▶ WHAT YOU WILL DO
(a) From the thread on European draftees, return the passage between "## alister (Oct" and "least in Europe.", inclusive.
(b) Decide whether each statement agrees with the thread on European draftees, answering yes or no and quoting the deciding words: (i) Luis Scola was picked 56th overall by the San Antonio Spurs. (ii) Mario Kasun is listed as playing for Partizan Belgrade. (iii) Darius Songaila is called a very athletic forward.
(c) Answer these questions from the thread on European draftees:
(i) Who plays behind Luis Scola on his team?
(ii) Which player do some people compare to Divac?
(iii) What nickname is given to Juan Carlos Navarro?

▶ EXTRACT
= = =
# Euro Draftee's



## <<<D>>> (Jul 15, 2002)

http://www.hoopshype.com/draftees.htm


----------



## JGKoblenz (Jul 19, 2002)

> 1. Luis Scola 6-9 PF Tau Ceramica (Spain)
> Statistics: 20.0 ppg, 4.5 ppg, 65.2 FG% / Selected by the San Antonio Spurs as 56th overall pick
> After selecting Emanuel Ginobili in 1999, the Spurs made their second Argentinean steal in the NBA Draft by picking Luis Scola last June. An average defender even for European standards, Scola is also extremely skilled on the offensive end. He has great footwork, excellent touch around the rim and is developing an effective 30-foot jump shot. Former Hawk Hanno Mottola plays behind the 6-9 forward in his team.


I have a feeling that he will make an instant impact on the NBA. 

Here are the others listed on Hoops Hype...

Milos Vujanic 6-3 PG Partizan Belgrade (Yugoslavia)
Nenad Krstic 6-11 PF Partizan Belgrade (Yugoslavia)
Darius Songaila 6-10 PF CSKA Moscow (Russia)
Juan Carlos Navarro 6-4 SG FC Barcelona (Spain)
David Andersen 6-10 PF Kinder Bologna (Italy)
Mladen Sekularac 6-8 SG
Federico Kammerichs 6-9 SF Pamesa Valencia (Spain)
Mario Kasun 7-1 C Frankfurt Skyliners (Germany)
Peter Fehse 7-0 C Frankfurt Skyliners (Germany)

Any opinons about the others???

Need some feedback guys...


----------



## alister (Oct 12, 2002)

Milos Vujanic 6-3 PG Partizan Belgrade (Yugoslavia)
Nenad Krstic 6-11 PF Partizan Belgrade (Yugoslavia)
Darius Songaila 6-10 PF CSKA Moscow (Russia)
Juan Carlos Navarro 6-4 SG FC Barcelona (Spain)
David Andersen 6-10 PF Kinder Bologna (Italy)
Mladen Sekularac 6-8 SG
Federico Kammerichs 6-9 SF Pamesa Valencia (Spain)
Mario Kasun 7-1 C Frankfurt Skyliners (Germany)
Peter Fehse 7-0 C Frankfurt Skyliners (Germany)

So we begin:
1)Vujanic: Great offensive talent athletic guard but pure scorer with decent ballhandling and passing skills.He's gonna be a big time player and leader at least in Europe.

2)Nenad Krstic:Haven't watched him,he's compared to Divac by some people but I don't believe he is so great talent.Or I may be wrong of course

3)Darius Songaila:A not very athletic forward but plays very smart,
very consistent shooter from the about 4-5 meters,plays good defence and passes well.

4)Juan Carlos Navarro:"La Bomba" has really rare talent,he is one of only a few players who can be compared with big stars of the past such as Nikos Galis and Epi.He has great technique and plays with so much imagination that you should expect unbelievable plays from him.Great passer but only when he remembers to pass the ball.Nearly unlimited range,if got hot is able to sink threes from almost everywhere.Unconsistent from the ft line and more generally.It's a fact that if he becomes more consistent he is gonna write history.
= = =
▶ INFORMATION SUPPLIED

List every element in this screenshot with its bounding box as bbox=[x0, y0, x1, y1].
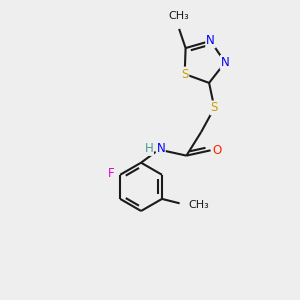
Text: H: H bbox=[145, 142, 153, 155]
Text: N: N bbox=[156, 142, 165, 155]
Text: F: F bbox=[108, 167, 115, 180]
Text: N: N bbox=[221, 56, 230, 69]
Text: CH₃: CH₃ bbox=[169, 11, 190, 21]
Text: CH₃: CH₃ bbox=[188, 200, 208, 210]
Text: S: S bbox=[181, 68, 188, 80]
Text: S: S bbox=[211, 101, 218, 114]
Text: N: N bbox=[206, 34, 215, 47]
Text: O: O bbox=[212, 144, 222, 157]
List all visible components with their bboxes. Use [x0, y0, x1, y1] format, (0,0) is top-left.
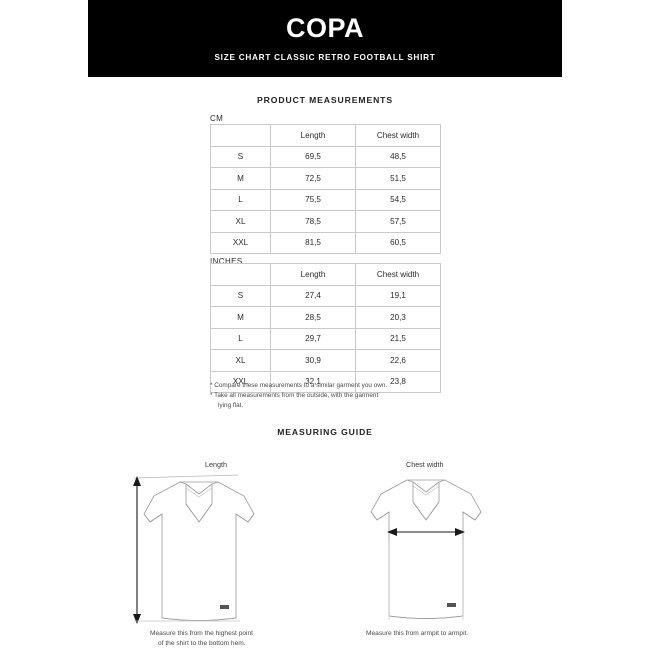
= = =
▶ ANSWERS GIVEN
(a)
## alister (Oct 12, 2002)

Milos Vujanic 6-3 PG Partizan Belgrade (Yugoslavia)
Nenad Krstic 6-11 PF Partizan Belgrade (Yugoslavia)
Darius Songaila 6-10 PF CSKA Moscow (Russia)
Juan Carlos Navarro 6-4 SG FC Barcelona (Spain)
David Andersen 6-10 PF Kinder Bologna (Italy)
Mladen Sekularac 6-8 SG
Federico Kammerichs 6-9 SF Pamesa Valencia (Spain)
Mario Kasun 7-1 C Frankfurt Skyliners (Germany)
Peter Fehse 7-0 C Frankfurt Skyliners (Germany)

So we begin:
1)Vujanic: Great offensive talent athletic guard but pure scorer with decent ballhandling and passing skills.He's gonna be a big time player and leader at least in Europe.

(b)
(i) Yes: "Selected by the San Antonio Spurs as 56th overall pick"
(ii) No: "Mario Kasun 7-1 C Frankfurt Skyliners (Germany)"
(iii) No: "A not very athletic forward but plays very smart"

(c)
(i) Former Hawk Hanno Mottola
(ii) Nenad Krstic
(iii) "La Bomba"